--- start of Records to use ---
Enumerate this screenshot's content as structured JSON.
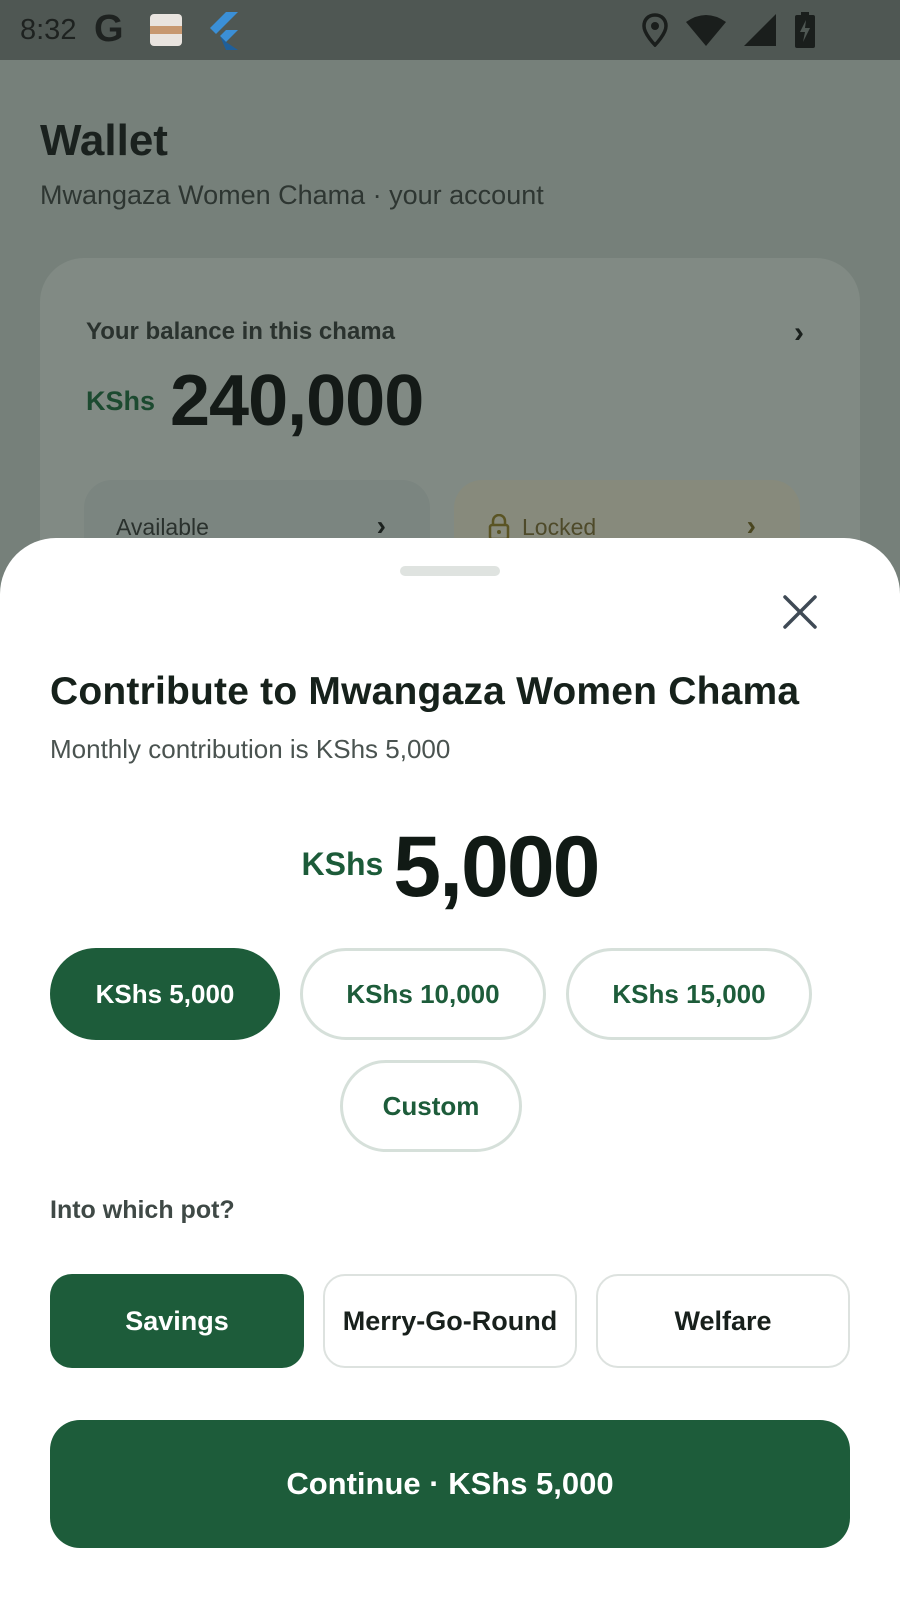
{
  "status_bar": {
    "time": "8:32",
    "g_logo": "G"
  },
  "wallet": {
    "title": "Wallet",
    "subtitle": "Mwangaza Women Chama · your account",
    "balance_label": "Your balance in this chama",
    "currency": "KShs",
    "balance": "240,000",
    "available_label": "Available",
    "locked_label": "Locked"
  },
  "sheet": {
    "title": "Contribute to Mwangaza Women Chama",
    "subtitle": "Monthly contribution is KShs 5,000",
    "amount_currency": "KShs",
    "amount_value": "5,000",
    "amount_chips": [
      {
        "label": "KShs 5,000",
        "selected": true
      },
      {
        "label": "KShs 10,000",
        "selected": false
      },
      {
        "label": "KShs 15,000",
        "selected": false
      },
      {
        "label": "Custom",
        "selected": false
      }
    ],
    "pot_label": "Into which pot?",
    "pots": [
      {
        "label": "Savings",
        "selected": true
      },
      {
        "label": "Merry-Go-Round",
        "selected": false
      },
      {
        "label": "Welfare",
        "selected": false
      }
    ],
    "continue_label": "Continue · KShs 5,000"
  },
  "colors": {
    "brand_green": "#1d5c3a",
    "scrim": "#76807a",
    "sheet_bg": "#ffffff"
  },
  "icons": {
    "close": "close-icon",
    "chevron": "chevron-right-icon",
    "lock": "lock-icon",
    "location": "location-icon",
    "wifi": "wifi-icon",
    "signal": "signal-icon",
    "battery": "battery-charging-icon"
  }
}
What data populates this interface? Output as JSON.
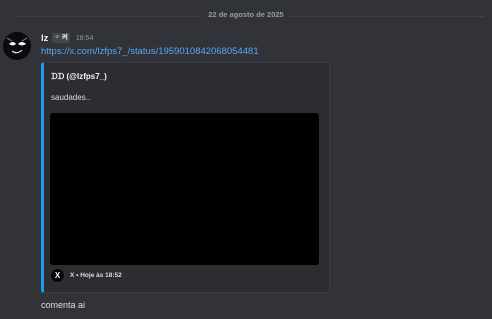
{
  "date_divider": "22 de agosto de 2025",
  "message": {
    "username": "lz",
    "tag_icon": "sparkle-icon",
    "tag_text": "켜",
    "time": "18:54",
    "link": "https://x.com/lzfps7_/status/1959010842068054481",
    "text": "comenta ai"
  },
  "embed": {
    "accent_color": "#1d9bf0",
    "author": "ᗪᗪ (@lzfps7_)",
    "description": "saudades..",
    "footer": "X • Hoje às 18:52",
    "footer_icon_glyph": "X"
  },
  "colors": {
    "background": "#323339",
    "link": "#5aa6f5"
  }
}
--- end of Records to use ---
Write out the records above once more, word for word, with no pictures.

### [The result]
Enumerate this screenshot's content as structured JSON.
{
  "status_bar": {
    "time": "8:32",
    "g_logo": "G"
  },
  "wallet": {
    "title": "Wallet",
    "subtitle": "Mwangaza Women Chama · your account",
    "balance_label": "Your balance in this chama",
    "currency": "KShs",
    "balance": "240,000",
    "available_label": "Available",
    "locked_label": "Locked"
  },
  "sheet": {
    "title": "Contribute to Mwangaza Women Chama",
    "subtitle": "Monthly contribution is KShs 5,000",
    "amount_currency": "KShs",
    "amount_value": "5,000",
    "amount_chips": [
      {
        "label": "KShs 5,000",
        "selected": true
      },
      {
        "label": "KShs 10,000",
        "selected": false
      },
      {
        "label": "KShs 15,000",
        "selected": false
      },
      {
        "label": "Custom",
        "selected": false
      }
    ],
    "pot_label": "Into which pot?",
    "pots": [
      {
        "label": "Savings",
        "selected": true
      },
      {
        "label": "Merry-Go-Round",
        "selected": false
      },
      {
        "label": "Welfare",
        "selected": false
      }
    ],
    "continue_label": "Continue · KShs 5,000"
  },
  "colors": {
    "brand_green": "#1d5c3a",
    "scrim": "#76807a",
    "sheet_bg": "#ffffff"
  },
  "icons": {
    "close": "close-icon",
    "chevron": "chevron-right-icon",
    "lock": "lock-icon",
    "location": "location-icon",
    "wifi": "wifi-icon",
    "signal": "signal-icon",
    "battery": "battery-charging-icon"
  }
}
What data populates this interface? Output as JSON.
{
  "date_divider": "22 de agosto de 2025",
  "message": {
    "username": "lz",
    "tag_icon": "sparkle-icon",
    "tag_text": "켜",
    "time": "18:54",
    "link": "https://x.com/lzfps7_/status/1959010842068054481",
    "text": "comenta ai"
  },
  "embed": {
    "accent_color": "#1d9bf0",
    "author": "ᗪᗪ (@lzfps7_)",
    "description": "saudades..",
    "footer": "X • Hoje às 18:52",
    "footer_icon_glyph": "X"
  },
  "colors": {
    "background": "#323339",
    "link": "#5aa6f5"
  }
}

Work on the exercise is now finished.